--- start ---

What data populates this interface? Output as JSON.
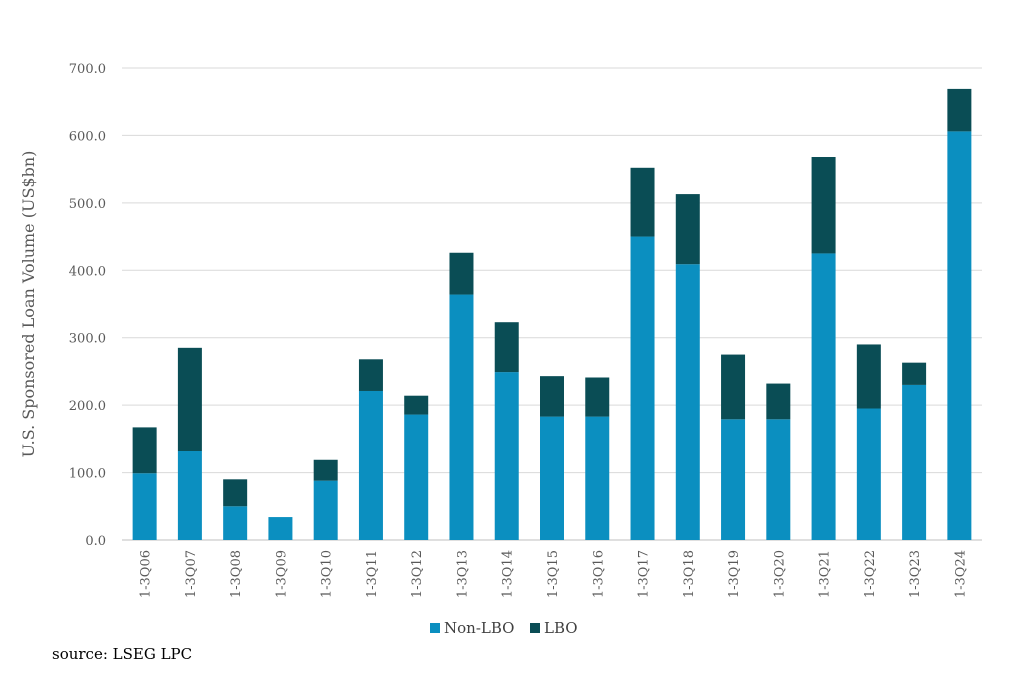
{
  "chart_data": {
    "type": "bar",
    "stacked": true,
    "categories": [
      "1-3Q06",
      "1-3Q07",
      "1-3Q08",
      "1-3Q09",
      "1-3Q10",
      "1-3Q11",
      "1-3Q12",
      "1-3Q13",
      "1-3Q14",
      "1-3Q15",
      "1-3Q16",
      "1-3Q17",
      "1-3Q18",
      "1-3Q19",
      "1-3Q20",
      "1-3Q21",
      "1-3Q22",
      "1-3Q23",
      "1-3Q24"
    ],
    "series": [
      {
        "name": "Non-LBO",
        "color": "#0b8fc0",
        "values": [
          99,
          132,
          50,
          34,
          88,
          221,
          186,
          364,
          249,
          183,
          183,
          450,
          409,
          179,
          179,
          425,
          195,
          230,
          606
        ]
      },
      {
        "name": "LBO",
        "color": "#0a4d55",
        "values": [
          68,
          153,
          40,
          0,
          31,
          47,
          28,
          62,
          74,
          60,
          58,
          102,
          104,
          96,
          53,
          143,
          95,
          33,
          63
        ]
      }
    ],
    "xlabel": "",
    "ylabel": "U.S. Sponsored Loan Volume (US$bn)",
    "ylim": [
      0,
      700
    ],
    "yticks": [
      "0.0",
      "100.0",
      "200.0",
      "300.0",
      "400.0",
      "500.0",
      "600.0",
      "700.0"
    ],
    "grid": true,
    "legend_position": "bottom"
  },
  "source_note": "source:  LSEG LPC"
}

--- end ---
--- start ---

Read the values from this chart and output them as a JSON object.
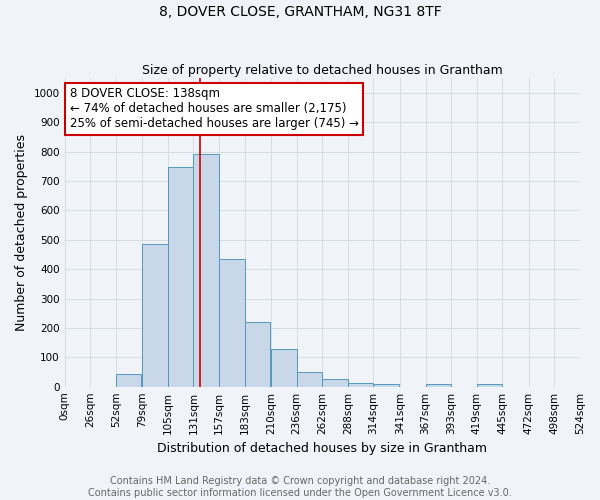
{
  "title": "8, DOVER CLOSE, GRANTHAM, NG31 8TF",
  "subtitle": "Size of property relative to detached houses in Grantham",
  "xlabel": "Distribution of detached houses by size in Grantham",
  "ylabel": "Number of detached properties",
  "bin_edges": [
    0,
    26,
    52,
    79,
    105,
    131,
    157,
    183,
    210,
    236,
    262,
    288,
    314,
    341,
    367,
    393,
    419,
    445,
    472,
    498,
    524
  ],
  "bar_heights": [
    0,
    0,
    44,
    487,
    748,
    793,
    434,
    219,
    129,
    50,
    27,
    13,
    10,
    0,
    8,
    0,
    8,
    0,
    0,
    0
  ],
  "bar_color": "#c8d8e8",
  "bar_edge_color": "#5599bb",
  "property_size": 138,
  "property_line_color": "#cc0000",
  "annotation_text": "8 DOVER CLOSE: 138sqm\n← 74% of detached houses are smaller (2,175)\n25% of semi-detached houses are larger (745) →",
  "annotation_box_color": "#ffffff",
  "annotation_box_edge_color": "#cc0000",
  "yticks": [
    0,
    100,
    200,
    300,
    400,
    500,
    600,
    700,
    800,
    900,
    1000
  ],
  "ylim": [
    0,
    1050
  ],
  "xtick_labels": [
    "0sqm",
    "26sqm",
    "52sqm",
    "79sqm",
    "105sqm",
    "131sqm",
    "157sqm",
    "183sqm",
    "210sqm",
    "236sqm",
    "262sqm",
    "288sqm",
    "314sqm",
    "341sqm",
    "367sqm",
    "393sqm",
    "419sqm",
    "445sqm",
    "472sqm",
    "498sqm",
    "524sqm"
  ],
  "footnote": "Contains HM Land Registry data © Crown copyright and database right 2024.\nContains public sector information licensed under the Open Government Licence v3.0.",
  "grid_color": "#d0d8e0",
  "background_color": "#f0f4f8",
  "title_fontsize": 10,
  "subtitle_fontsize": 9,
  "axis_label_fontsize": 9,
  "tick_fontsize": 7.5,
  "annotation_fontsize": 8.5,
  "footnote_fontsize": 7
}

--- end ---
--- start ---

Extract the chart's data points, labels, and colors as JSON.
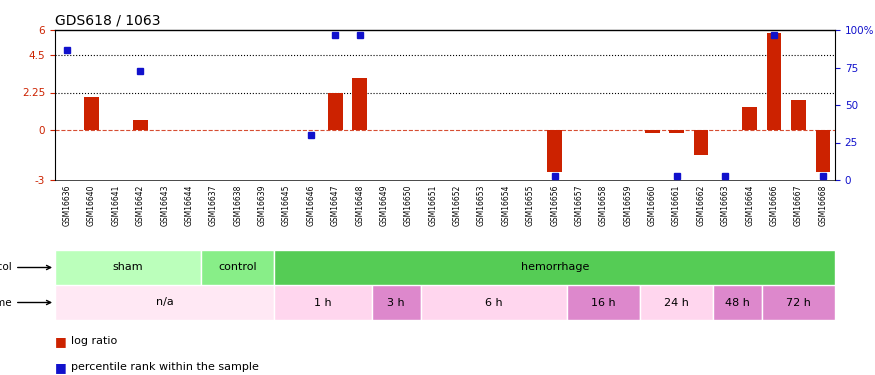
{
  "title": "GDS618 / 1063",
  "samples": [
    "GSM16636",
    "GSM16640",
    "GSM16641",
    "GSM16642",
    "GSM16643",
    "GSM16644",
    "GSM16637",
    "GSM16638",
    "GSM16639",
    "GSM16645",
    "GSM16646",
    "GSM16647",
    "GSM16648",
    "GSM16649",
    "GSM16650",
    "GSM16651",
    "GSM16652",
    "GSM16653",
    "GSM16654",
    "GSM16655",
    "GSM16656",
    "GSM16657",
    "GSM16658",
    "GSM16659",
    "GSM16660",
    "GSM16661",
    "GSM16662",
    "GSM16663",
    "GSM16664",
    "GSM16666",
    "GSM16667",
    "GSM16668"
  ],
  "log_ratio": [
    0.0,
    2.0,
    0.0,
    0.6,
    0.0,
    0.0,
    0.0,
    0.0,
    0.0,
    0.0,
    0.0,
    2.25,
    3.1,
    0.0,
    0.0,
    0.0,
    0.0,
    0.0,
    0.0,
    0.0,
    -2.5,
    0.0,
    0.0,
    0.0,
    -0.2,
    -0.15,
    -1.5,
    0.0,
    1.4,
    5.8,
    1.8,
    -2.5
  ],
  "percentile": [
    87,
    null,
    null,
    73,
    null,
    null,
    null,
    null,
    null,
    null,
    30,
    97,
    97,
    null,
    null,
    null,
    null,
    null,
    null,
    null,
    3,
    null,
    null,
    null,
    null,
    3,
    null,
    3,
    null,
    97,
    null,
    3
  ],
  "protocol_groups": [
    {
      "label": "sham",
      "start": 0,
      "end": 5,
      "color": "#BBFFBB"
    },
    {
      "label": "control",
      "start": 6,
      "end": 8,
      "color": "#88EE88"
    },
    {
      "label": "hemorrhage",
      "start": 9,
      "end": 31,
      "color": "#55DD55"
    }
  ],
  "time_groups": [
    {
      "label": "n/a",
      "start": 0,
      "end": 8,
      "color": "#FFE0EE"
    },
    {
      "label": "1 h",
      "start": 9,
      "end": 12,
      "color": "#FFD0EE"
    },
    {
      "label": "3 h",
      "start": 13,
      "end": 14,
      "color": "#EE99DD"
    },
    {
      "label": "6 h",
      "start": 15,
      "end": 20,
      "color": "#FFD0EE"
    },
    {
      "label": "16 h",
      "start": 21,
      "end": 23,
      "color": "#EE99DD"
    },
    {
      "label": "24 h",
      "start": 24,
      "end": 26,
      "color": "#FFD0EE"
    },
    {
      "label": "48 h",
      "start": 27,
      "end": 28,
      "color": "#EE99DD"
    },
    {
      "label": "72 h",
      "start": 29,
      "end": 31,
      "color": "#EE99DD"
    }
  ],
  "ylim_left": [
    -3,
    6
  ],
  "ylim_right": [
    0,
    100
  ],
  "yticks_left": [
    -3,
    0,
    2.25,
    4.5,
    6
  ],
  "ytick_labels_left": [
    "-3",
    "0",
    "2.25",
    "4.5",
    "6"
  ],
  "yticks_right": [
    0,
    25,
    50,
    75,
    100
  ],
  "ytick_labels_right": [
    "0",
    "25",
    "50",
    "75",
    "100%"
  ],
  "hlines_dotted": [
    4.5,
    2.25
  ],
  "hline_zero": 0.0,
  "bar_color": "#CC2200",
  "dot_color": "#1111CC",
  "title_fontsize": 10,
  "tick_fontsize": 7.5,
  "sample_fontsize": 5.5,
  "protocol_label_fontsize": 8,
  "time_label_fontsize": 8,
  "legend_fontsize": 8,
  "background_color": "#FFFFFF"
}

--- end ---

▶ [TO DO] Where a line in the material above holds "CLOSE", copy that line.

▶ [TASK SOLUTION]
  "title": "8, DOVER CLOSE, GRANTHAM, NG31 8TF",
  "annotation_text": "8 DOVER CLOSE: 138sqm\n← 74% of detached houses are smaller (2,175)\n25% of semi-detached houses are larger (745) →",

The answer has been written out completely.